-------- EXERCISE MATERIAL --------

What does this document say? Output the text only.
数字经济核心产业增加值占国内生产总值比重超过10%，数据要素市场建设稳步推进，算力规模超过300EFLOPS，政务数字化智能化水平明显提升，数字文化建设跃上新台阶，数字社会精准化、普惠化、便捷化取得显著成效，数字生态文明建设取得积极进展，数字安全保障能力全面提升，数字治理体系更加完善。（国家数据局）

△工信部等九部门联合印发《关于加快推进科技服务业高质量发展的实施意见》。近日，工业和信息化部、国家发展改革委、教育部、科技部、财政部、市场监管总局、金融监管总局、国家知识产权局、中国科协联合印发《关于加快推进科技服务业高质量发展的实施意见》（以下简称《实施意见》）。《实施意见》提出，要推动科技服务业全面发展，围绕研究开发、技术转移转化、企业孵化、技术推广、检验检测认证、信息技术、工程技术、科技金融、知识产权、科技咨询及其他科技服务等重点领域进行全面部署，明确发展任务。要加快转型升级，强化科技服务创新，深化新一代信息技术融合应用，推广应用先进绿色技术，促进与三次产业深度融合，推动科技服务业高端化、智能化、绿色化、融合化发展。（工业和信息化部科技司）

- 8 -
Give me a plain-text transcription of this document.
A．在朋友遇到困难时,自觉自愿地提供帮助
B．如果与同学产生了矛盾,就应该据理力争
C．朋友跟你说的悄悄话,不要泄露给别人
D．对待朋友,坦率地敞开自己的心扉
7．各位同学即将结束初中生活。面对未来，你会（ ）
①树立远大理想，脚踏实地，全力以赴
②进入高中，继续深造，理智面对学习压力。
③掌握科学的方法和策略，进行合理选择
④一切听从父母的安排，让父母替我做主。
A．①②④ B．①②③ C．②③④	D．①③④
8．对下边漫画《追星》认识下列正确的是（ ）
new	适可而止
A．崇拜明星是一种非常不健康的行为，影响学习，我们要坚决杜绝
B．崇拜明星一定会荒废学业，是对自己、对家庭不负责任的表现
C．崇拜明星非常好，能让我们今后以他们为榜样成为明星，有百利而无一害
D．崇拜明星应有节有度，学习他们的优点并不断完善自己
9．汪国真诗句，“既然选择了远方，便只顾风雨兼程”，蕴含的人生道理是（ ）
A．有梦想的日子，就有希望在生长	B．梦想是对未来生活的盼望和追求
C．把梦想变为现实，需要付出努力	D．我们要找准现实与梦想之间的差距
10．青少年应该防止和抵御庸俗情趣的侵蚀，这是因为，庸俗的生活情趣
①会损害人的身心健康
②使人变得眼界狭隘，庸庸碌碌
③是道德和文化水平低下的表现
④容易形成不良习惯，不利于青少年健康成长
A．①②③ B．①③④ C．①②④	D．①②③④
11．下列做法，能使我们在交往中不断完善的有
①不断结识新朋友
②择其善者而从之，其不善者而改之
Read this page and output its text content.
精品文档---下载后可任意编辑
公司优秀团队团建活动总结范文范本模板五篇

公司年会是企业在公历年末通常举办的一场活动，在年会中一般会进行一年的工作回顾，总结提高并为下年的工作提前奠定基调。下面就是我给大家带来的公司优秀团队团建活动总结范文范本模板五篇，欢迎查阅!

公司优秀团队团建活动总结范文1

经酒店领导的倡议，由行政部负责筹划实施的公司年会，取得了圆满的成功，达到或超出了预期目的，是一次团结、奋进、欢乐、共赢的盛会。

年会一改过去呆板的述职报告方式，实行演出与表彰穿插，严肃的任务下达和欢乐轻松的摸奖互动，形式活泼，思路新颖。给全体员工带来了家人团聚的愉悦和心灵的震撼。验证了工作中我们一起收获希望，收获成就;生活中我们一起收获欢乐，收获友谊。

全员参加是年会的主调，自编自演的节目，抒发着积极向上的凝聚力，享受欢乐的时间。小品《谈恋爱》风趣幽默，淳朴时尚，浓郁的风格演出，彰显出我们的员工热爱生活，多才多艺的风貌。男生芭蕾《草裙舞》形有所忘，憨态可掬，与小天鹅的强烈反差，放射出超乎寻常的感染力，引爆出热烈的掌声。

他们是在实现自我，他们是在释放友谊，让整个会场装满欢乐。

--------

WHAT TO WORK ON
Each record must be returned exactly as it is written.

ANSWER IN FULL
What does this document say? Output the text only.
数字经济核心产业增加值占国内生产总值比重超过10%，数据要素市场建设稳步推进，算力规模超过300EFLOPS，政务数字化智能化水平明显提升，数字文化建设跃上新台阶，数字社会精准化、普惠化、便捷化取得显著成效，数字生态文明建设取得积极进展，数字安全保障能力全面提升，数字治理体系更加完善。（国家数据局）

△工信部等九部门联合印发《关于加快推进科技服务业高质量发展的实施意见》。近日，工业和信息化部、国家发展改革委、教育部、科技部、财政部、市场监管总局、金融监管总局、国家知识产权局、中国科协联合印发《关于加快推进科技服务业高质量发展的实施意见》（以下简称《实施意见》）。《实施意见》提出，要推动科技服务业全面发展，围绕研究开发、技术转移转化、企业孵化、技术推广、检验检测认证、信息技术、工程技术、科技金融、知识产权、科技咨询及其他科技服务等重点领域进行全面部署，明确发展任务。要加快转型升级，强化科技服务创新，深化新一代信息技术融合应用，推广应用先进绿色技术，促进与三次产业深度融合，推动科技服务业高端化、智能化、绿色化、融合化发展。（工业和信息化部科技司）

- 8 -
Give me a plain-text transcription of this document.
A．在朋友遇到困难时,自觉自愿地提供帮助
B．如果与同学产生了矛盾,就应该据理力争
C．朋友跟你说的悄悄话,不要泄露给别人
D．对待朋友,坦率地敞开自己的心扉
7．各位同学即将结束初中生活。面对未来，你会（ ）
①树立远大理想，脚踏实地，全力以赴
②进入高中，继续深造，理智面对学习压力。
③掌握科学的方法和策略，进行合理选择
④一切听从父母的安排，让父母替我做主。
A．①②④ B．①②③ C．②③④	D．①③④
8．对下边漫画《追星》认识下列正确的是（ ）
new	适可而止
A．崇拜明星是一种非常不健康的行为，影响学习，我们要坚决杜绝
B．崇拜明星一定会荒废学业，是对自己、对家庭不负责任的表现
C．崇拜明星非常好，能让我们今后以他们为榜样成为明星，有百利而无一害
D．崇拜明星应有节有度，学习他们的优点并不断完善自己
9．汪国真诗句，“既然选择了远方，便只顾风雨兼程”，蕴含的人生道理是（ ）
A．有梦想的日子，就有希望在生长	B．梦想是对未来生活的盼望和追求
C．把梦想变为现实，需要付出努力	D．我们要找准现实与梦想之间的差距
10．青少年应该防止和抵御庸俗情趣的侵蚀，这是因为，庸俗的生活情趣
①会损害人的身心健康
②使人变得眼界狭隘，庸庸碌碌
③是道德和文化水平低下的表现
④容易形成不良习惯，不利于青少年健康成长
A．①②③ B．①③④ C．①②④	D．①②③④
11．下列做法，能使我们在交往中不断完善的有
①不断结识新朋友
②择其善者而从之，其不善者而改之
Read this page and output its text content.
精品文档---下载后可任意编辑
公司优秀团队团建活动总结范文范本模板五篇

公司年会是企业在公历年末通常举办的一场活动，在年会中一般会进行一年的工作回顾，总结提高并为下年的工作提前奠定基调。下面就是我给大家带来的公司优秀团队团建活动总结范文范本模板五篇，欢迎查阅!

公司优秀团队团建活动总结范文1

经酒店领导的倡议，由行政部负责筹划实施的公司年会，取得了圆满的成功，达到或超出了预期目的，是一次团结、奋进、欢乐、共赢的盛会。

年会一改过去呆板的述职报告方式，实行演出与表彰穿插，严肃的任务下达和欢乐轻松的摸奖互动，形式活泼，思路新颖。给全体员工带来了家人团聚的愉悦和心灵的震撼。验证了工作中我们一起收获希望，收获成就;生活中我们一起收获欢乐，收获友谊。

全员参加是年会的主调，自编自演的节目，抒发着积极向上的凝聚力，享受欢乐的时间。小品《谈恋爱》风趣幽默，淳朴时尚，浓郁的风格演出，彰显出我们的员工热爱生活，多才多艺的风貌。男生芭蕾《草裙舞》形有所忘，憨态可掬，与小天鹅的强烈反差，放射出超乎寻常的感染力，引爆出热烈的掌声。

他们是在实现自我，他们是在释放友谊，让整个会场装满欢乐。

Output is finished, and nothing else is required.